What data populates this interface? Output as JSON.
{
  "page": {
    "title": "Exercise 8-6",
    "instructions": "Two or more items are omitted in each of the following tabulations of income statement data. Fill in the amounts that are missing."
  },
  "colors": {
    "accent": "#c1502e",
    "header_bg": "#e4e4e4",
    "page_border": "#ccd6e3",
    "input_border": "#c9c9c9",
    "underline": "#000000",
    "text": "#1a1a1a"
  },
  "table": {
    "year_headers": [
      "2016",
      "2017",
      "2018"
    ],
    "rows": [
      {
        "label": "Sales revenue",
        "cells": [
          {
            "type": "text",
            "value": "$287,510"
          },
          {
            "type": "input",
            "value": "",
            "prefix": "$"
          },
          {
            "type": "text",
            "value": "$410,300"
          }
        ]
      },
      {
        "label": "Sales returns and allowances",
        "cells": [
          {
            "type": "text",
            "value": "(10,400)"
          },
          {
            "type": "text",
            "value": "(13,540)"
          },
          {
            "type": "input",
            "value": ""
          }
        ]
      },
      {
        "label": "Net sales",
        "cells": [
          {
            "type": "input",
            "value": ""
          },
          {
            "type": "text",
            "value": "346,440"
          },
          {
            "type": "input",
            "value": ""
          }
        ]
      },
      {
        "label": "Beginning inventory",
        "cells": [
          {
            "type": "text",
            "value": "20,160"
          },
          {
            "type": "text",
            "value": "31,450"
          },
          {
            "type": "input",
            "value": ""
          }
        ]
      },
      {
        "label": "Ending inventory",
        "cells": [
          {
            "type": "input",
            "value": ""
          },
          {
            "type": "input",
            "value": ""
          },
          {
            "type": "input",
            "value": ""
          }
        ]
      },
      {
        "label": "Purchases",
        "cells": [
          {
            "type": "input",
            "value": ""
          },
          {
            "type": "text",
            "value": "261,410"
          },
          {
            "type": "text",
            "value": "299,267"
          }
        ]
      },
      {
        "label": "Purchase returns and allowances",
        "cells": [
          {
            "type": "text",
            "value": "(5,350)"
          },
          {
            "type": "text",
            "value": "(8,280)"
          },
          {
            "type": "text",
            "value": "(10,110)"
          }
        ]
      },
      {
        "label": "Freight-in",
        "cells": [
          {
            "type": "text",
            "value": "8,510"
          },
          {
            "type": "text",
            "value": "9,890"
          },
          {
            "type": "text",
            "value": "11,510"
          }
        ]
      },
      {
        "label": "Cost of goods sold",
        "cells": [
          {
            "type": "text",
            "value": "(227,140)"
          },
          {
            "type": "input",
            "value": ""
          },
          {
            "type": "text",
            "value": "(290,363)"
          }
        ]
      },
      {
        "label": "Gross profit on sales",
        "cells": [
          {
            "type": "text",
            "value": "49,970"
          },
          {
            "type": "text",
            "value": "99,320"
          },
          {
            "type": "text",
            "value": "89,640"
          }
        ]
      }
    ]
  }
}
#####
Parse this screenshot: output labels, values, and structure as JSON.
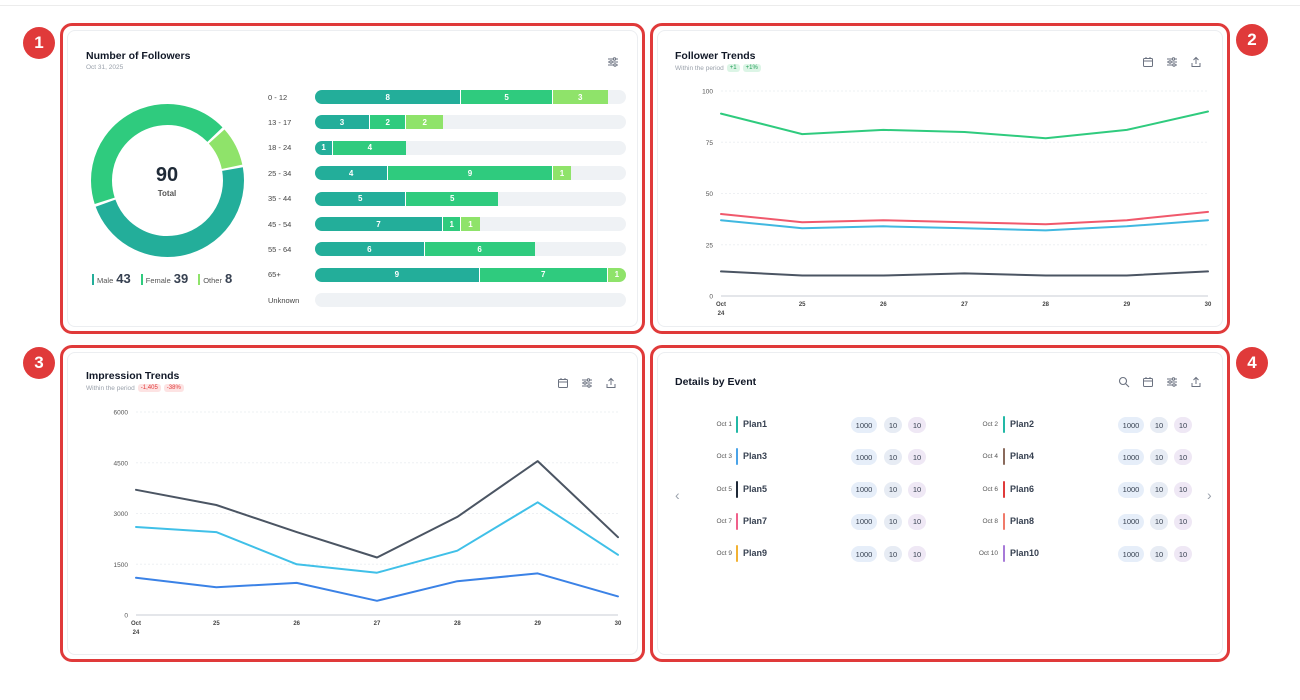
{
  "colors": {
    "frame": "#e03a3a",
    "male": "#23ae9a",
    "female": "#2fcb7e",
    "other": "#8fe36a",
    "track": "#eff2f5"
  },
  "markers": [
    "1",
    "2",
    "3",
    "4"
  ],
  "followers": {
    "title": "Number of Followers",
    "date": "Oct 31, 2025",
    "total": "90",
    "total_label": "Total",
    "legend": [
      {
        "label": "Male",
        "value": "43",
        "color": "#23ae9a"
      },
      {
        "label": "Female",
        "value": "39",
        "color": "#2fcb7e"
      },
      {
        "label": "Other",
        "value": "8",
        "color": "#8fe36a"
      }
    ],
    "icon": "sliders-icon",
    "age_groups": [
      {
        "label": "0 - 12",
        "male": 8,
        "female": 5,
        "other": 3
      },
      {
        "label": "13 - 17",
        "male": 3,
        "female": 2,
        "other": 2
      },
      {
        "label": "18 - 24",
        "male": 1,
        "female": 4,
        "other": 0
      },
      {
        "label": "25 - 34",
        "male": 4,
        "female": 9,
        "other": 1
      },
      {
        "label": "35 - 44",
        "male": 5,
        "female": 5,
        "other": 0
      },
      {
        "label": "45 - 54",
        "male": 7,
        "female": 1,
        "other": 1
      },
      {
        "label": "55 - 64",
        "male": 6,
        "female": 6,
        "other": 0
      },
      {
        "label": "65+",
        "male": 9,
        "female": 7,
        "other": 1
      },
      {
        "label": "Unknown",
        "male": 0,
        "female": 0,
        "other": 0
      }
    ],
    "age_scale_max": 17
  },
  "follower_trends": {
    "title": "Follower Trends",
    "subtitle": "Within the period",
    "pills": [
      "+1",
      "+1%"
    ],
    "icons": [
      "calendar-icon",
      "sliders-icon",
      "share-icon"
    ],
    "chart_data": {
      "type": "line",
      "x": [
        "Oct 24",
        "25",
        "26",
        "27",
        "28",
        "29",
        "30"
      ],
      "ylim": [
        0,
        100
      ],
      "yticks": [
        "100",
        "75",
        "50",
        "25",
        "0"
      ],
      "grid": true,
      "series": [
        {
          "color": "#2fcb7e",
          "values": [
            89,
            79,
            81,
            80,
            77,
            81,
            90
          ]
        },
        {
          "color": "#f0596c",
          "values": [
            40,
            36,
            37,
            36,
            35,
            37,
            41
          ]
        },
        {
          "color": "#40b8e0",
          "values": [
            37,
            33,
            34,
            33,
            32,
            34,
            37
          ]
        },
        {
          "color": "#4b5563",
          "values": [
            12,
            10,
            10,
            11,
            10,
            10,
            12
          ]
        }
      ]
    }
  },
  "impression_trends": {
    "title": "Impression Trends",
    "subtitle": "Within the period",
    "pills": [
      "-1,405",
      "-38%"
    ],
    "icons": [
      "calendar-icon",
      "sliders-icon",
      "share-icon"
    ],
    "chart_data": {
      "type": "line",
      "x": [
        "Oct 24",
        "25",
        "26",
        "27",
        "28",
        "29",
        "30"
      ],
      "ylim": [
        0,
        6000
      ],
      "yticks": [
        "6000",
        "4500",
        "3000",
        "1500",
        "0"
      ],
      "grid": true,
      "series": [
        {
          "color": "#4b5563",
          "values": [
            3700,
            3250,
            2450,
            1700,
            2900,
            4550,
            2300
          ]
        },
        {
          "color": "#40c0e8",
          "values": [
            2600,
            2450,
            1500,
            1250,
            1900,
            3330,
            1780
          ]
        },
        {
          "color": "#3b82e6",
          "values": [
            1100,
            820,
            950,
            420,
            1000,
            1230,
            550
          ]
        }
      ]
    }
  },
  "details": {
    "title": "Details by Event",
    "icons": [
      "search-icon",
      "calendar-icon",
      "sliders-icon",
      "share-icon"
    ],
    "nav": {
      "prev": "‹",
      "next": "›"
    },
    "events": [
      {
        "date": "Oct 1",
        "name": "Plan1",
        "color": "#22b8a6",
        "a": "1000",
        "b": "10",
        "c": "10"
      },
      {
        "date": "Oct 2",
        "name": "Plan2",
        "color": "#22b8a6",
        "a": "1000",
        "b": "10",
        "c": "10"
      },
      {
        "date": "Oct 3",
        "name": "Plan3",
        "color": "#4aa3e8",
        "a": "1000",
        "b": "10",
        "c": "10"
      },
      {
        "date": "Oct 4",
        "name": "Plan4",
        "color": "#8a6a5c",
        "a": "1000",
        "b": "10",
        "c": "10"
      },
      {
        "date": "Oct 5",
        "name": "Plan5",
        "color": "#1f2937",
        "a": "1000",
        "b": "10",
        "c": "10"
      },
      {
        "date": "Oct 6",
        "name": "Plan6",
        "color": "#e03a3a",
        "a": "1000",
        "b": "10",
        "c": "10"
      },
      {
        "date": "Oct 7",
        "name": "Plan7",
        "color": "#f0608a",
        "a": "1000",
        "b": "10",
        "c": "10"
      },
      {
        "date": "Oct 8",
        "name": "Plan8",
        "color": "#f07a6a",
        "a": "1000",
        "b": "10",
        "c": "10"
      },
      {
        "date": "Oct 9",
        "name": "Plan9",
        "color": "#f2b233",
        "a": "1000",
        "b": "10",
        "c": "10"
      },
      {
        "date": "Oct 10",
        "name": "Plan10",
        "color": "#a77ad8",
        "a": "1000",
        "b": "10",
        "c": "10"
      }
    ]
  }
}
#####
* The request: Your task is to collect every line above that contains the word "allowances".

* Full answer:
        "label": "Sales returns and allowances",
        "label": "Purchase returns and allowances",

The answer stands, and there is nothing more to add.